== Records for the exercise ==
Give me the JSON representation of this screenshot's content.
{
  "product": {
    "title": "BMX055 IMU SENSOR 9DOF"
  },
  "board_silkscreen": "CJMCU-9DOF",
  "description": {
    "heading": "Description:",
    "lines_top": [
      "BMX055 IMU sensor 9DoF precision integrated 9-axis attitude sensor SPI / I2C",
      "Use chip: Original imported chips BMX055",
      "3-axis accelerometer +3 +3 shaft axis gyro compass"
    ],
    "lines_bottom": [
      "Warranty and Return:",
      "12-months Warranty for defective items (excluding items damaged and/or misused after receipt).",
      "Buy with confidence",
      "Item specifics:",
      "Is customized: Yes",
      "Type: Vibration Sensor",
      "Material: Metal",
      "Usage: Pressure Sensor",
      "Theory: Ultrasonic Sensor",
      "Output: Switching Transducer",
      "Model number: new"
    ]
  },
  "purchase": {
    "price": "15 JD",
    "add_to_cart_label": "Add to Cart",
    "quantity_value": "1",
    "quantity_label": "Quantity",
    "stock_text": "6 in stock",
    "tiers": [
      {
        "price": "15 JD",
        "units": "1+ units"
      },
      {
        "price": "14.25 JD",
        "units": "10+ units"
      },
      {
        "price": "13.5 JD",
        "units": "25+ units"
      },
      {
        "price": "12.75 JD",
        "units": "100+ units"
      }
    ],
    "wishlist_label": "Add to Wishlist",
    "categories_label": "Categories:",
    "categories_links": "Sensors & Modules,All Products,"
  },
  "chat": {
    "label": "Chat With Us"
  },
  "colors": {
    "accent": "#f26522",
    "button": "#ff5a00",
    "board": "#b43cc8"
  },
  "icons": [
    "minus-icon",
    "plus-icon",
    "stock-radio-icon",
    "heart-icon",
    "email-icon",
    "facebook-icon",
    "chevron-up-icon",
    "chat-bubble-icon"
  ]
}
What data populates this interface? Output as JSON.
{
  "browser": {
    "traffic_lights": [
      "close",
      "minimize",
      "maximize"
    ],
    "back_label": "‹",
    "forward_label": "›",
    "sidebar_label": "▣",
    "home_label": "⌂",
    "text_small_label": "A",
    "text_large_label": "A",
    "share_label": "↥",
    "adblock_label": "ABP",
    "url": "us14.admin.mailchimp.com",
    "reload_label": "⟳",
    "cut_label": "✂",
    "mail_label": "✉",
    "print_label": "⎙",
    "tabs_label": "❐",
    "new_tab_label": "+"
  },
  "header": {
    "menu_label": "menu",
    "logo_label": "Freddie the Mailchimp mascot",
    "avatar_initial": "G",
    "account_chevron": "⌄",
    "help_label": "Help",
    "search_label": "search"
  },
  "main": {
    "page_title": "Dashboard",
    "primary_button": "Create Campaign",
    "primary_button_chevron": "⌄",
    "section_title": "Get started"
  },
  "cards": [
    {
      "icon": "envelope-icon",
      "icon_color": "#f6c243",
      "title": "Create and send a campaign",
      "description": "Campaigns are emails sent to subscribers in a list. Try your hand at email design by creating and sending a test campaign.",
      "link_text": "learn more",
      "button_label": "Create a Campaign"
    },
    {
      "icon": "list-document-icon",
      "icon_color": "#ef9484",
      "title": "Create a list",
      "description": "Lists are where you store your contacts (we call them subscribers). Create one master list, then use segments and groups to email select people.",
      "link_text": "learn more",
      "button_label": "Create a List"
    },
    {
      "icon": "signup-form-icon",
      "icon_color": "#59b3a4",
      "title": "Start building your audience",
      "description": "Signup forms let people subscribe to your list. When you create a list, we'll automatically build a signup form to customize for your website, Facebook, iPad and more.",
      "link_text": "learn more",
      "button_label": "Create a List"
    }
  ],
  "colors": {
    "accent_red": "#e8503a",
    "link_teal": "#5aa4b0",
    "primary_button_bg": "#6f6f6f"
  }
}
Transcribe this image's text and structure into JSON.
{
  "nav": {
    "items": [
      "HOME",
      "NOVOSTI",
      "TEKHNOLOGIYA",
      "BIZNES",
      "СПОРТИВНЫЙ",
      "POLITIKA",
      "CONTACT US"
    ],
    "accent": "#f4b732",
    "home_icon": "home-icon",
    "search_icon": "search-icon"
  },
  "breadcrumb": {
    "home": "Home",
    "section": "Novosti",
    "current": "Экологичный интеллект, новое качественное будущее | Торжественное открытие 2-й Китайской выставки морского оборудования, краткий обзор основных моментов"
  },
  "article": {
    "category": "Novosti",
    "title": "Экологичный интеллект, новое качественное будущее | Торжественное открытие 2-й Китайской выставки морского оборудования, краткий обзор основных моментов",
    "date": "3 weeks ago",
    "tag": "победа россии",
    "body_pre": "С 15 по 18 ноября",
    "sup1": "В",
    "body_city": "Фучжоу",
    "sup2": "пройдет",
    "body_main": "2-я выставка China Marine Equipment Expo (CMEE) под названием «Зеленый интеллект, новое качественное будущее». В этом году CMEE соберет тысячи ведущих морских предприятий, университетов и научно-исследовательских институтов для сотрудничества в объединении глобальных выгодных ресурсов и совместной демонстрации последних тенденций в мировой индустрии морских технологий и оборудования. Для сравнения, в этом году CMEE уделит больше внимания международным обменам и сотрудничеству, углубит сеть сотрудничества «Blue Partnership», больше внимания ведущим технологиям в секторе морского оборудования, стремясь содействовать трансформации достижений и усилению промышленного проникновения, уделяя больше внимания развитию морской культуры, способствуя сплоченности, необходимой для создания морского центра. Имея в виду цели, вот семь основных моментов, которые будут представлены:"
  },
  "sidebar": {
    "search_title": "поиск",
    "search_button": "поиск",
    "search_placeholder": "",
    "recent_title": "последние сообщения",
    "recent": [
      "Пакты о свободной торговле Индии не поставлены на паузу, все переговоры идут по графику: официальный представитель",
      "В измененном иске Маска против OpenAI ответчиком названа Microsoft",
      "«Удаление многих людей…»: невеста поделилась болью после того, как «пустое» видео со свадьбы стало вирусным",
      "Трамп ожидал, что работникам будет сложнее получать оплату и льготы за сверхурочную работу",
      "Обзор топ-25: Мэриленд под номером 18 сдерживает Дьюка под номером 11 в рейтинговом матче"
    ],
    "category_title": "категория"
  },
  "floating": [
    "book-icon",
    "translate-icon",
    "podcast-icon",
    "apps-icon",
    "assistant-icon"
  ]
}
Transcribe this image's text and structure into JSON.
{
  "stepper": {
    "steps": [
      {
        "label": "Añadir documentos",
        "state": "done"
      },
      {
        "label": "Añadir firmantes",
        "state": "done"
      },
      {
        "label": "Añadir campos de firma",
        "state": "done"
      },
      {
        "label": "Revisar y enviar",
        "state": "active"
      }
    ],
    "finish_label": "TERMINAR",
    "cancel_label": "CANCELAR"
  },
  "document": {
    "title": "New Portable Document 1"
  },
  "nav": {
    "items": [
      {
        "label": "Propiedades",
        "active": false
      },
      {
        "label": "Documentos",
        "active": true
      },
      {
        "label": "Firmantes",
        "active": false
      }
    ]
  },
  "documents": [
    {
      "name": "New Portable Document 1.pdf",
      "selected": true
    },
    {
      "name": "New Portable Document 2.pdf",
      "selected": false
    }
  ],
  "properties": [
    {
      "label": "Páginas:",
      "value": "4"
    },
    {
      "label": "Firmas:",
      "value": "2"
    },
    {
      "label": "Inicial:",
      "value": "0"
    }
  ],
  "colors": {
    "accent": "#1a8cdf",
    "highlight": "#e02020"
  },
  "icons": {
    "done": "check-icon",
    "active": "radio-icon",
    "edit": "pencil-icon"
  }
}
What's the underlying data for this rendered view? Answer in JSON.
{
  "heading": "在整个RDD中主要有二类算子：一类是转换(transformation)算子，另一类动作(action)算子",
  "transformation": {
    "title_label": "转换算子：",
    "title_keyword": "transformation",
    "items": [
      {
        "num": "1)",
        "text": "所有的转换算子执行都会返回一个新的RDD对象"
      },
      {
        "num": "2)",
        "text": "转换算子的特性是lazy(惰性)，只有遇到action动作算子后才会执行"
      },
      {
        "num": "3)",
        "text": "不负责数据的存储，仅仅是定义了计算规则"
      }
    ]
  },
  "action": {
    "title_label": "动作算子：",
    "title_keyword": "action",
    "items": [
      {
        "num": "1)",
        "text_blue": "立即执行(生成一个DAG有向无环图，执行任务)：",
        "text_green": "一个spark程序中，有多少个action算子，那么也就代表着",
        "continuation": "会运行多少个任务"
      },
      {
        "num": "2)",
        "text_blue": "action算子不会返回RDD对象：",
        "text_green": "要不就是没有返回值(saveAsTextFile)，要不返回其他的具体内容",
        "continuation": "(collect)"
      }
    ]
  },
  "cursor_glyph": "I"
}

== Request ==
From the material above, copy each line that includes the word "people".

== Response to this task ==
      "description": "Lists are where you store your contacts (we call them subscribers). Create one master list, then use segments and groups to email select people.",
      "description": "Signup forms let people subscribe to your list. When you create a list, we'll automatically build a signup form to customize for your website, Facebook, iPad and more.",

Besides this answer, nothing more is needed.